┌──
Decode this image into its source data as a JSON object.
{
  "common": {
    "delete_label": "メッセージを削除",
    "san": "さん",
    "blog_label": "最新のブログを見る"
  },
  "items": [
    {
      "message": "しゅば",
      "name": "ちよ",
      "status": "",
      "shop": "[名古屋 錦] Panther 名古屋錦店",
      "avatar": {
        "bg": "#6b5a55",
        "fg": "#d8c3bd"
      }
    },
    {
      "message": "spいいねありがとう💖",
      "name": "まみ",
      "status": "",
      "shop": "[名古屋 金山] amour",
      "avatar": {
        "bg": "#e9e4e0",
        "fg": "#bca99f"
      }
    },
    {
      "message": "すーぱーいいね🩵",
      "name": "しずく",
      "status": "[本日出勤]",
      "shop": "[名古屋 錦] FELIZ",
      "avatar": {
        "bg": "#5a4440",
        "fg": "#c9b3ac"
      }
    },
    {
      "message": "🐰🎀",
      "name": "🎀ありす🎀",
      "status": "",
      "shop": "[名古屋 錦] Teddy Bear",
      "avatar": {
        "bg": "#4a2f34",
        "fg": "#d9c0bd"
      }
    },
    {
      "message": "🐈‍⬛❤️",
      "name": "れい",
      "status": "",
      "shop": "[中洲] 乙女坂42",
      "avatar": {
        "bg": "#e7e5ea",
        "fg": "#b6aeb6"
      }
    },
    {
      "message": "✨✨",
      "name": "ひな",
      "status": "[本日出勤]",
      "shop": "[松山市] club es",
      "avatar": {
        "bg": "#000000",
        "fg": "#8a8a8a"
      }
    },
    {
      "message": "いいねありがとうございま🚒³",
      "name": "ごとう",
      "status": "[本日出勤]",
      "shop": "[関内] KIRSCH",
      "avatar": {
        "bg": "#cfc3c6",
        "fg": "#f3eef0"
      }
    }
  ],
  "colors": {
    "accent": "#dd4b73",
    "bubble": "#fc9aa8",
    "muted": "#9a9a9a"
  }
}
└──
Identify the lines above that contain the word "shop", then copy them.

      "shop": "[名古屋 錦] Panther 名古屋錦店",
      "shop": "[名古屋 金山] amour",
      "shop": "[名古屋 錦] FELIZ",
      "shop": "[名古屋 錦] Teddy Bear",
      "shop": "[中洲] 乙女坂42",
      "shop": "[松山市] club es",
      "shop": "[関内] KIRSCH",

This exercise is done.